YOUR ASSIGNMENT:
From the entries that follow, copy each line in which "title" appears.

RECORDS FOR PROCESSING:
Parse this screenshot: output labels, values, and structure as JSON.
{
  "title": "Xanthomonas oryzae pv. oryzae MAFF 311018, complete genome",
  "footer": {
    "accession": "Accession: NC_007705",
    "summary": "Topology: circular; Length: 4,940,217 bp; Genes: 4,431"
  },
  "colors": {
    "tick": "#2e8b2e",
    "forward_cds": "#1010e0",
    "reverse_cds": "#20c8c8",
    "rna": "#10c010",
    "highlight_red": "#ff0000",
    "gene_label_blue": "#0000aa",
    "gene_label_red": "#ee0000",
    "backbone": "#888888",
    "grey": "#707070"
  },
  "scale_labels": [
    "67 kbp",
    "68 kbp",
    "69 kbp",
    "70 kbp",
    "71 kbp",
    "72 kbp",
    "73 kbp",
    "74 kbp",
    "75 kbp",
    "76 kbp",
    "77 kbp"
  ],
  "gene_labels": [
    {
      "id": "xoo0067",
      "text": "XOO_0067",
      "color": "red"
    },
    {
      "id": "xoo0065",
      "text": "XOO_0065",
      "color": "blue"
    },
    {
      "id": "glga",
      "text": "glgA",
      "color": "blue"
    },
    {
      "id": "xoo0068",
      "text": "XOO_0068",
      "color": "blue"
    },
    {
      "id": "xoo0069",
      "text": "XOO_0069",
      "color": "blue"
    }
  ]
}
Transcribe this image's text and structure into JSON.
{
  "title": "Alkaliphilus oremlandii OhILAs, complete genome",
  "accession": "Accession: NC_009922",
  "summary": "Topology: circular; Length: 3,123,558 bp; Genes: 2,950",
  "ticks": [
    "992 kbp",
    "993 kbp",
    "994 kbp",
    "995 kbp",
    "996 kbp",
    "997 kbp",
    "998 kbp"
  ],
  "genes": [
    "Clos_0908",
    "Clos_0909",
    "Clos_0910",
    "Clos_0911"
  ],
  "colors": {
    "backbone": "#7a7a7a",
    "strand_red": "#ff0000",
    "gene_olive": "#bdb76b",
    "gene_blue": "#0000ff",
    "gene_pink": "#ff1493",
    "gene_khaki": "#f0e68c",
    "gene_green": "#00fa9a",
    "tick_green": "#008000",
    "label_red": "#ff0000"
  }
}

RESULT OF THE TASK:
  "title": "Xanthomonas oryzae pv. oryzae MAFF 311018, complete genome",
  "title": "Alkaliphilus oremlandii OhILAs, complete genome",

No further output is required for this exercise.